**What is being asked**
Transcribe the records exactly. Pictures do not belong in the transcription.

____

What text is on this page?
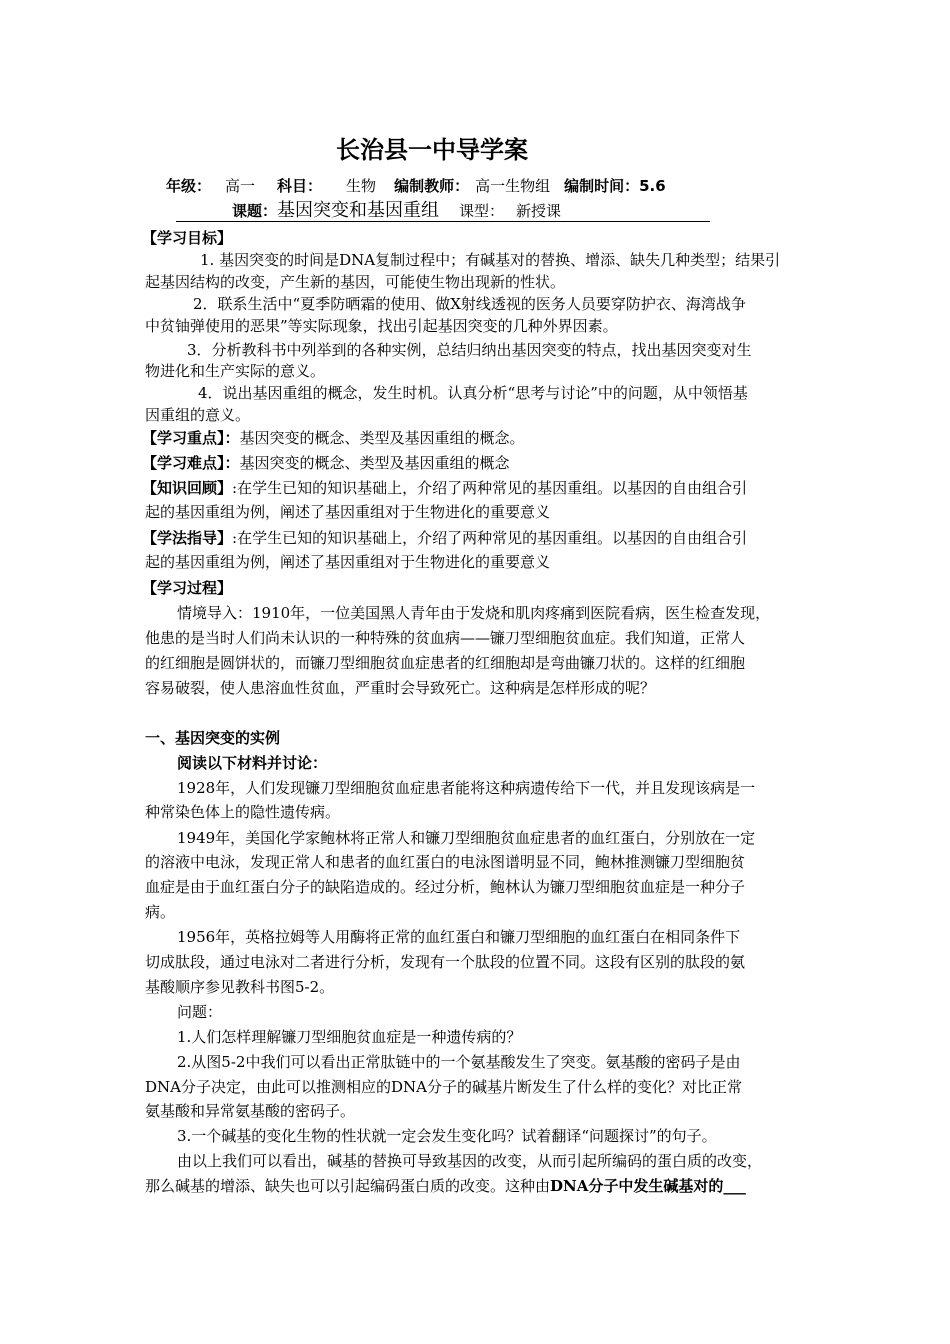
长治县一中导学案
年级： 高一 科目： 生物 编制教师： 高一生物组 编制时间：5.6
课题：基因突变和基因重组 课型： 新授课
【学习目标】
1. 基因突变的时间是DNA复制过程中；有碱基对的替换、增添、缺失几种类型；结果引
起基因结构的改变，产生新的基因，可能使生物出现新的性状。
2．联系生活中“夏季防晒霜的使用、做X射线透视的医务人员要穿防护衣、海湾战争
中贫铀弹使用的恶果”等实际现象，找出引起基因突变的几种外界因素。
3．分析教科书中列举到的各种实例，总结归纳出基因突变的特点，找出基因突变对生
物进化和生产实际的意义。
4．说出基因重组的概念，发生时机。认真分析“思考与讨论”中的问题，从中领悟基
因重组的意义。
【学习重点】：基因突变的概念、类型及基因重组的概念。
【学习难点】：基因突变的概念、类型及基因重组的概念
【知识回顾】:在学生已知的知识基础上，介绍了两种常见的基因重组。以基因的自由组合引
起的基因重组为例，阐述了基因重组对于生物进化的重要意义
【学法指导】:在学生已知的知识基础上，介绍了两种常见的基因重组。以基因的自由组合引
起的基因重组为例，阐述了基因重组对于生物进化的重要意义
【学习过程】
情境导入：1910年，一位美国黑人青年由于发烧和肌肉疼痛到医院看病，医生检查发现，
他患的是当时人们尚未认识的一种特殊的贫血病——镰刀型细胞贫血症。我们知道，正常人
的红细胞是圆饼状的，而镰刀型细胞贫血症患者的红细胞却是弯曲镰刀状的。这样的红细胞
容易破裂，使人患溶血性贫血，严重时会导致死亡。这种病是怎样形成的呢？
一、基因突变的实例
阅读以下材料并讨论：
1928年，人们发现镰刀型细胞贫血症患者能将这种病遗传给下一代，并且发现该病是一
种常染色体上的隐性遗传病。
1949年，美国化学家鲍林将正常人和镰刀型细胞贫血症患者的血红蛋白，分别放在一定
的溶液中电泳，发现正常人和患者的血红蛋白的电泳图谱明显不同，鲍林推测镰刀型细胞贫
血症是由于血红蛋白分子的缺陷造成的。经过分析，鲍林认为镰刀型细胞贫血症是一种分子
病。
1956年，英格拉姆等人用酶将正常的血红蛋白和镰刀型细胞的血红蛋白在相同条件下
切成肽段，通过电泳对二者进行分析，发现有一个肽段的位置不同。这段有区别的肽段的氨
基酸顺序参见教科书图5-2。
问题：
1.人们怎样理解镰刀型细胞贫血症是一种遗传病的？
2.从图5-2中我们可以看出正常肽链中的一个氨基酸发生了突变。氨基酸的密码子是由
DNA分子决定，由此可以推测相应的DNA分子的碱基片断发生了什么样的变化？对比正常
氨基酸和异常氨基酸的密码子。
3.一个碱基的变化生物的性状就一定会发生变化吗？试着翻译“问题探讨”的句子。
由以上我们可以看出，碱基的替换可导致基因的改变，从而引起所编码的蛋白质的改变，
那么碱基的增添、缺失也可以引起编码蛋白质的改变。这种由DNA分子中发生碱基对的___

____

**Complete answer**
What text is on this page?
长治县一中导学案
年级： 高一 科目： 生物 编制教师： 高一生物组 编制时间：5.6
课题：基因突变和基因重组 课型： 新授课
【学习目标】
1. 基因突变的时间是DNA复制过程中；有碱基对的替换、增添、缺失几种类型；结果引
起基因结构的改变，产生新的基因，可能使生物出现新的性状。
2．联系生活中“夏季防晒霜的使用、做X射线透视的医务人员要穿防护衣、海湾战争
中贫铀弹使用的恶果”等实际现象，找出引起基因突变的几种外界因素。
3．分析教科书中列举到的各种实例，总结归纳出基因突变的特点，找出基因突变对生
物进化和生产实际的意义。
4．说出基因重组的概念，发生时机。认真分析“思考与讨论”中的问题，从中领悟基
因重组的意义。
【学习重点】：基因突变的概念、类型及基因重组的概念。
【学习难点】：基因突变的概念、类型及基因重组的概念
【知识回顾】:在学生已知的知识基础上，介绍了两种常见的基因重组。以基因的自由组合引
起的基因重组为例，阐述了基因重组对于生物进化的重要意义
【学法指导】:在学生已知的知识基础上，介绍了两种常见的基因重组。以基因的自由组合引
起的基因重组为例，阐述了基因重组对于生物进化的重要意义
【学习过程】
情境导入：1910年，一位美国黑人青年由于发烧和肌肉疼痛到医院看病，医生检查发现，
他患的是当时人们尚未认识的一种特殊的贫血病——镰刀型细胞贫血症。我们知道，正常人
的红细胞是圆饼状的，而镰刀型细胞贫血症患者的红细胞却是弯曲镰刀状的。这样的红细胞
容易破裂，使人患溶血性贫血，严重时会导致死亡。这种病是怎样形成的呢？
一、基因突变的实例
阅读以下材料并讨论：
1928年，人们发现镰刀型细胞贫血症患者能将这种病遗传给下一代，并且发现该病是一
种常染色体上的隐性遗传病。
1949年，美国化学家鲍林将正常人和镰刀型细胞贫血症患者的血红蛋白，分别放在一定
的溶液中电泳，发现正常人和患者的血红蛋白的电泳图谱明显不同，鲍林推测镰刀型细胞贫
血症是由于血红蛋白分子的缺陷造成的。经过分析，鲍林认为镰刀型细胞贫血症是一种分子
病。
1956年，英格拉姆等人用酶将正常的血红蛋白和镰刀型细胞的血红蛋白在相同条件下
切成肽段，通过电泳对二者进行分析，发现有一个肽段的位置不同。这段有区别的肽段的氨
基酸顺序参见教科书图5-2。
问题：
1.人们怎样理解镰刀型细胞贫血症是一种遗传病的？
2.从图5-2中我们可以看出正常肽链中的一个氨基酸发生了突变。氨基酸的密码子是由
DNA分子决定，由此可以推测相应的DNA分子的碱基片断发生了什么样的变化？对比正常
氨基酸和异常氨基酸的密码子。
3.一个碱基的变化生物的性状就一定会发生变化吗？试着翻译“问题探讨”的句子。
由以上我们可以看出，碱基的替换可导致基因的改变，从而引起所编码的蛋白质的改变，
那么碱基的增添、缺失也可以引起编码蛋白质的改变。这种由DNA分子中发生碱基对的___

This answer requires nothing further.